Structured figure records
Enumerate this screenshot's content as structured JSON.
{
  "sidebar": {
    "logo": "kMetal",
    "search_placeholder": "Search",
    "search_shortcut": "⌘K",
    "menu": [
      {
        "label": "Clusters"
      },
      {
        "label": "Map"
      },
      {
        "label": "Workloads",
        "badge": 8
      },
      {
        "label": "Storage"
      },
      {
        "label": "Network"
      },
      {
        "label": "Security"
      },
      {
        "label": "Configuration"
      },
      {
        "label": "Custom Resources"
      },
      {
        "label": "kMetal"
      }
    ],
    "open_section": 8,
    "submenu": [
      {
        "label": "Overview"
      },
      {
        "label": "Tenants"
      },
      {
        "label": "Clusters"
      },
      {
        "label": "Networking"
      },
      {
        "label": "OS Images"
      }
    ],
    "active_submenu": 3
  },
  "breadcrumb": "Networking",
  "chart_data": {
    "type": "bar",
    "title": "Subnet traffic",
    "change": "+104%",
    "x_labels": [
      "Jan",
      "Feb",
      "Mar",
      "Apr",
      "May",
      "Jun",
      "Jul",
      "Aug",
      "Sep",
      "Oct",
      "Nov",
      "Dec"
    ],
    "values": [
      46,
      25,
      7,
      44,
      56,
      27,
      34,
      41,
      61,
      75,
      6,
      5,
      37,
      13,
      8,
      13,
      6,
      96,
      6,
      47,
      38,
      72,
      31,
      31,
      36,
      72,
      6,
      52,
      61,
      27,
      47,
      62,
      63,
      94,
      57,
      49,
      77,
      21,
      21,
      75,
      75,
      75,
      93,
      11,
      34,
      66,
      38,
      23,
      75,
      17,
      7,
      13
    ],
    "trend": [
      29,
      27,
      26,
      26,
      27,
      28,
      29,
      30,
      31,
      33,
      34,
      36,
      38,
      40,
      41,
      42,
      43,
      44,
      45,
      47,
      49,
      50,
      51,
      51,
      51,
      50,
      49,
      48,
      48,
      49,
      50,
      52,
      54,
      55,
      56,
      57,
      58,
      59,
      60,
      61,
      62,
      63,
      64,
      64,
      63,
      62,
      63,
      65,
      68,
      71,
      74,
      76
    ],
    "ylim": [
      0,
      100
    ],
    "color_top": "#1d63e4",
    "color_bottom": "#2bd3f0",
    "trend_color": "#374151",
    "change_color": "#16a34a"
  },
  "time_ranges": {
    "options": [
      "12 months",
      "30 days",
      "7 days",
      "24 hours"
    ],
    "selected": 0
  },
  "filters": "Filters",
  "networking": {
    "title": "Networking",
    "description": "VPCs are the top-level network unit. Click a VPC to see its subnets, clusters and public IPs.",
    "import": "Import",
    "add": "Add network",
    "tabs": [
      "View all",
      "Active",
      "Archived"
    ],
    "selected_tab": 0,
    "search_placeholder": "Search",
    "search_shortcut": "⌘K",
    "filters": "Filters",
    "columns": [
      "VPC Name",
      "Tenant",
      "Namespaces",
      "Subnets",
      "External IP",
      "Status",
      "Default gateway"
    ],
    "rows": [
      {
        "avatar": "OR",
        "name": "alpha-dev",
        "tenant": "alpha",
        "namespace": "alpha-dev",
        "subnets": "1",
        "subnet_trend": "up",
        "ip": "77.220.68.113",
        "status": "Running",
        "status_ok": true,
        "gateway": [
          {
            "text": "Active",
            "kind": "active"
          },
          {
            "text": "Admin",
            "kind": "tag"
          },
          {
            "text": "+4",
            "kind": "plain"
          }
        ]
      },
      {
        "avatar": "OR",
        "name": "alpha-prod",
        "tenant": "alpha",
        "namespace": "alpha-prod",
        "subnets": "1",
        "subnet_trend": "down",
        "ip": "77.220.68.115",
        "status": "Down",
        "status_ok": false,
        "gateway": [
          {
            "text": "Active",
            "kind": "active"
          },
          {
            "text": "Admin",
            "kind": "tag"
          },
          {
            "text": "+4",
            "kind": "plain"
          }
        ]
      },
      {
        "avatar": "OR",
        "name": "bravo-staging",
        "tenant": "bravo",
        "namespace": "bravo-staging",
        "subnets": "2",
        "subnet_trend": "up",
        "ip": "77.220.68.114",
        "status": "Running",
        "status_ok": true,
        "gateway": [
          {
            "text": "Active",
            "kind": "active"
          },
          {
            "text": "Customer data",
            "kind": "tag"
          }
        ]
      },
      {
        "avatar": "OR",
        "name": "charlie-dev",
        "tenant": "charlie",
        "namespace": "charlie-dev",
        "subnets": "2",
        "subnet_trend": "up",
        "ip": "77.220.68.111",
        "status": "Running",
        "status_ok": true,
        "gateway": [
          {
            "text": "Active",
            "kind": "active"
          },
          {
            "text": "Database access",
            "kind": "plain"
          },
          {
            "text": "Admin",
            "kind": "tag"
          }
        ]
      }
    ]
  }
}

__Request__. Your task is to repeat every entry exactly.

__Expected output__.
Enumerate this screenshot's content as structured JSON.
{
  "sidebar": {
    "logo": "kMetal",
    "search_placeholder": "Search",
    "search_shortcut": "⌘K",
    "menu": [
      {
        "label": "Clusters"
      },
      {
        "label": "Map"
      },
      {
        "label": "Workloads",
        "badge": 8
      },
      {
        "label": "Storage"
      },
      {
        "label": "Network"
      },
      {
        "label": "Security"
      },
      {
        "label": "Configuration"
      },
      {
        "label": "Custom Resources"
      },
      {
        "label": "kMetal"
      }
    ],
    "open_section": 8,
    "submenu": [
      {
        "label": "Overview"
      },
      {
        "label": "Tenants"
      },
      {
        "label": "Clusters"
      },
      {
        "label": "Networking"
      },
      {
        "label": "OS Images"
      }
    ],
    "active_submenu": 3
  },
  "breadcrumb": "Networking",
  "chart_data": {
    "type": "bar",
    "title": "Subnet traffic",
    "change": "+104%",
    "x_labels": [
      "Jan",
      "Feb",
      "Mar",
      "Apr",
      "May",
      "Jun",
      "Jul",
      "Aug",
      "Sep",
      "Oct",
      "Nov",
      "Dec"
    ],
    "values": [
      46,
      25,
      7,
      44,
      56,
      27,
      34,
      41,
      61,
      75,
      6,
      5,
      37,
      13,
      8,
      13,
      6,
      96,
      6,
      47,
      38,
      72,
      31,
      31,
      36,
      72,
      6,
      52,
      61,
      27,
      47,
      62,
      63,
      94,
      57,
      49,
      77,
      21,
      21,
      75,
      75,
      75,
      93,
      11,
      34,
      66,
      38,
      23,
      75,
      17,
      7,
      13
    ],
    "trend": [
      29,
      27,
      26,
      26,
      27,
      28,
      29,
      30,
      31,
      33,
      34,
      36,
      38,
      40,
      41,
      42,
      43,
      44,
      45,
      47,
      49,
      50,
      51,
      51,
      51,
      50,
      49,
      48,
      48,
      49,
      50,
      52,
      54,
      55,
      56,
      57,
      58,
      59,
      60,
      61,
      62,
      63,
      64,
      64,
      63,
      62,
      63,
      65,
      68,
      71,
      74,
      76
    ],
    "ylim": [
      0,
      100
    ],
    "color_top": "#1d63e4",
    "color_bottom": "#2bd3f0",
    "trend_color": "#374151",
    "change_color": "#16a34a"
  },
  "time_ranges": {
    "options": [
      "12 months",
      "30 days",
      "7 days",
      "24 hours"
    ],
    "selected": 0
  },
  "filters": "Filters",
  "networking": {
    "title": "Networking",
    "description": "VPCs are the top-level network unit. Click a VPC to see its subnets, clusters and public IPs.",
    "import": "Import",
    "add": "Add network",
    "tabs": [
      "View all",
      "Active",
      "Archived"
    ],
    "selected_tab": 0,
    "search_placeholder": "Search",
    "search_shortcut": "⌘K",
    "filters": "Filters",
    "columns": [
      "VPC Name",
      "Tenant",
      "Namespaces",
      "Subnets",
      "External IP",
      "Status",
      "Default gateway"
    ],
    "rows": [
      {
        "avatar": "OR",
        "name": "alpha-dev",
        "tenant": "alpha",
        "namespace": "alpha-dev",
        "subnets": "1",
        "subnet_trend": "up",
        "ip": "77.220.68.113",
        "status": "Running",
        "status_ok": true,
        "gateway": [
          {
            "text": "Active",
            "kind": "active"
          },
          {
            "text": "Admin",
            "kind": "tag"
          },
          {
            "text": "+4",
            "kind": "plain"
          }
        ]
      },
      {
        "avatar": "OR",
        "name": "alpha-prod",
        "tenant": "alpha",
        "namespace": "alpha-prod",
        "subnets": "1",
        "subnet_trend": "down",
        "ip": "77.220.68.115",
        "status": "Down",
        "status_ok": false,
        "gateway": [
          {
            "text": "Active",
            "kind": "active"
          },
          {
            "text": "Admin",
            "kind": "tag"
          },
          {
            "text": "+4",
            "kind": "plain"
          }
        ]
      },
      {
        "avatar": "OR",
        "name": "bravo-staging",
        "tenant": "bravo",
        "namespace": "bravo-staging",
        "subnets": "2",
        "subnet_trend": "up",
        "ip": "77.220.68.114",
        "status": "Running",
        "status_ok": true,
        "gateway": [
          {
            "text": "Active",
            "kind": "active"
          },
          {
            "text": "Customer data",
            "kind": "tag"
          }
        ]
      },
      {
        "avatar": "OR",
        "name": "charlie-dev",
        "tenant": "charlie",
        "namespace": "charlie-dev",
        "subnets": "2",
        "subnet_trend": "up",
        "ip": "77.220.68.111",
        "status": "Running",
        "status_ok": true,
        "gateway": [
          {
            "text": "Active",
            "kind": "active"
          },
          {
            "text": "Database access",
            "kind": "plain"
          },
          {
            "text": "Admin",
            "kind": "tag"
          }
        ]
      }
    ]
  }
}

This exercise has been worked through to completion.